[Extracted data entries]
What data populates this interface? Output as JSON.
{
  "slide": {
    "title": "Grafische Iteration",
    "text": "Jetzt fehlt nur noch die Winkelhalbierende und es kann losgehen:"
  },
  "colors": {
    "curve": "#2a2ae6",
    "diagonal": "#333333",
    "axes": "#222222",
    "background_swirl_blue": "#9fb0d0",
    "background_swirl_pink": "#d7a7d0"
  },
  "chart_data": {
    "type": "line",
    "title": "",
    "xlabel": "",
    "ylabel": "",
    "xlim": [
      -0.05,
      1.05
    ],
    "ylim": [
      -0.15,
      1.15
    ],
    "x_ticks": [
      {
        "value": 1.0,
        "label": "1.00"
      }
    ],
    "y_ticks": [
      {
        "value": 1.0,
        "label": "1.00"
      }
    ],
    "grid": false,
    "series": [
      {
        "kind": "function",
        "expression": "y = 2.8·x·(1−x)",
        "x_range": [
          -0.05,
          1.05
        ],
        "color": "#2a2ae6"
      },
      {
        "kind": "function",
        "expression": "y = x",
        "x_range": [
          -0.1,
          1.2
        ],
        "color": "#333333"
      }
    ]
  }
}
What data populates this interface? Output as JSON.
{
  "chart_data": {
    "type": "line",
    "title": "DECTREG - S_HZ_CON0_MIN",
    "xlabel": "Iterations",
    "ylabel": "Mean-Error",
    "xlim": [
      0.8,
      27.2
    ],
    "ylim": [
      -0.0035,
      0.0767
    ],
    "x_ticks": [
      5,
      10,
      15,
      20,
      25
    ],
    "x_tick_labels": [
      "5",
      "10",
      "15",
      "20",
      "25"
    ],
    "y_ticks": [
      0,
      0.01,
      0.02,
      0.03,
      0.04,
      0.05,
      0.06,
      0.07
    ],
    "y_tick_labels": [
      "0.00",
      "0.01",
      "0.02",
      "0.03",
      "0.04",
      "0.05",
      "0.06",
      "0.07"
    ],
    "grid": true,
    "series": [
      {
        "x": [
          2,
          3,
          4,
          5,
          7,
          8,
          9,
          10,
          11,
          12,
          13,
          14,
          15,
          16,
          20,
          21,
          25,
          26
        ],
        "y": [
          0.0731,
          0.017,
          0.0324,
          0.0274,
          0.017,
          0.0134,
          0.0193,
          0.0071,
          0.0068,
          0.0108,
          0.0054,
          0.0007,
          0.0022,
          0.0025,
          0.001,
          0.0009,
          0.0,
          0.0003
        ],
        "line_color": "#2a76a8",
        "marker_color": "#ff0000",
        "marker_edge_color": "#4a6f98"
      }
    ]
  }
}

• _Task requirements_
Print the material verbatim, all of it.

• _Reply_
What data populates this interface? Output as JSON.
{
  "slide": {
    "title": "Grafische Iteration",
    "text": "Jetzt fehlt nur noch die Winkelhalbierende und es kann losgehen:"
  },
  "colors": {
    "curve": "#2a2ae6",
    "diagonal": "#333333",
    "axes": "#222222",
    "background_swirl_blue": "#9fb0d0",
    "background_swirl_pink": "#d7a7d0"
  },
  "chart_data": {
    "type": "line",
    "title": "",
    "xlabel": "",
    "ylabel": "",
    "xlim": [
      -0.05,
      1.05
    ],
    "ylim": [
      -0.15,
      1.15
    ],
    "x_ticks": [
      {
        "value": 1.0,
        "label": "1.00"
      }
    ],
    "y_ticks": [
      {
        "value": 1.0,
        "label": "1.00"
      }
    ],
    "grid": false,
    "series": [
      {
        "kind": "function",
        "expression": "y = 2.8·x·(1−x)",
        "x_range": [
          -0.05,
          1.05
        ],
        "color": "#2a2ae6"
      },
      {
        "kind": "function",
        "expression": "y = x",
        "x_range": [
          -0.1,
          1.2
        ],
        "color": "#333333"
      }
    ]
  }
}
What data populates this interface? Output as JSON.
{
  "chart_data": {
    "type": "line",
    "title": "DECTREG - S_HZ_CON0_MIN",
    "xlabel": "Iterations",
    "ylabel": "Mean-Error",
    "xlim": [
      0.8,
      27.2
    ],
    "ylim": [
      -0.0035,
      0.0767
    ],
    "x_ticks": [
      5,
      10,
      15,
      20,
      25
    ],
    "x_tick_labels": [
      "5",
      "10",
      "15",
      "20",
      "25"
    ],
    "y_ticks": [
      0,
      0.01,
      0.02,
      0.03,
      0.04,
      0.05,
      0.06,
      0.07
    ],
    "y_tick_labels": [
      "0.00",
      "0.01",
      "0.02",
      "0.03",
      "0.04",
      "0.05",
      "0.06",
      "0.07"
    ],
    "grid": true,
    "series": [
      {
        "x": [
          2,
          3,
          4,
          5,
          7,
          8,
          9,
          10,
          11,
          12,
          13,
          14,
          15,
          16,
          20,
          21,
          25,
          26
        ],
        "y": [
          0.0731,
          0.017,
          0.0324,
          0.0274,
          0.017,
          0.0134,
          0.0193,
          0.0071,
          0.0068,
          0.0108,
          0.0054,
          0.0007,
          0.0022,
          0.0025,
          0.001,
          0.0009,
          0.0,
          0.0003
        ],
        "line_color": "#2a76a8",
        "marker_color": "#ff0000",
        "marker_edge_color": "#4a6f98"
      }
    ]
  }
}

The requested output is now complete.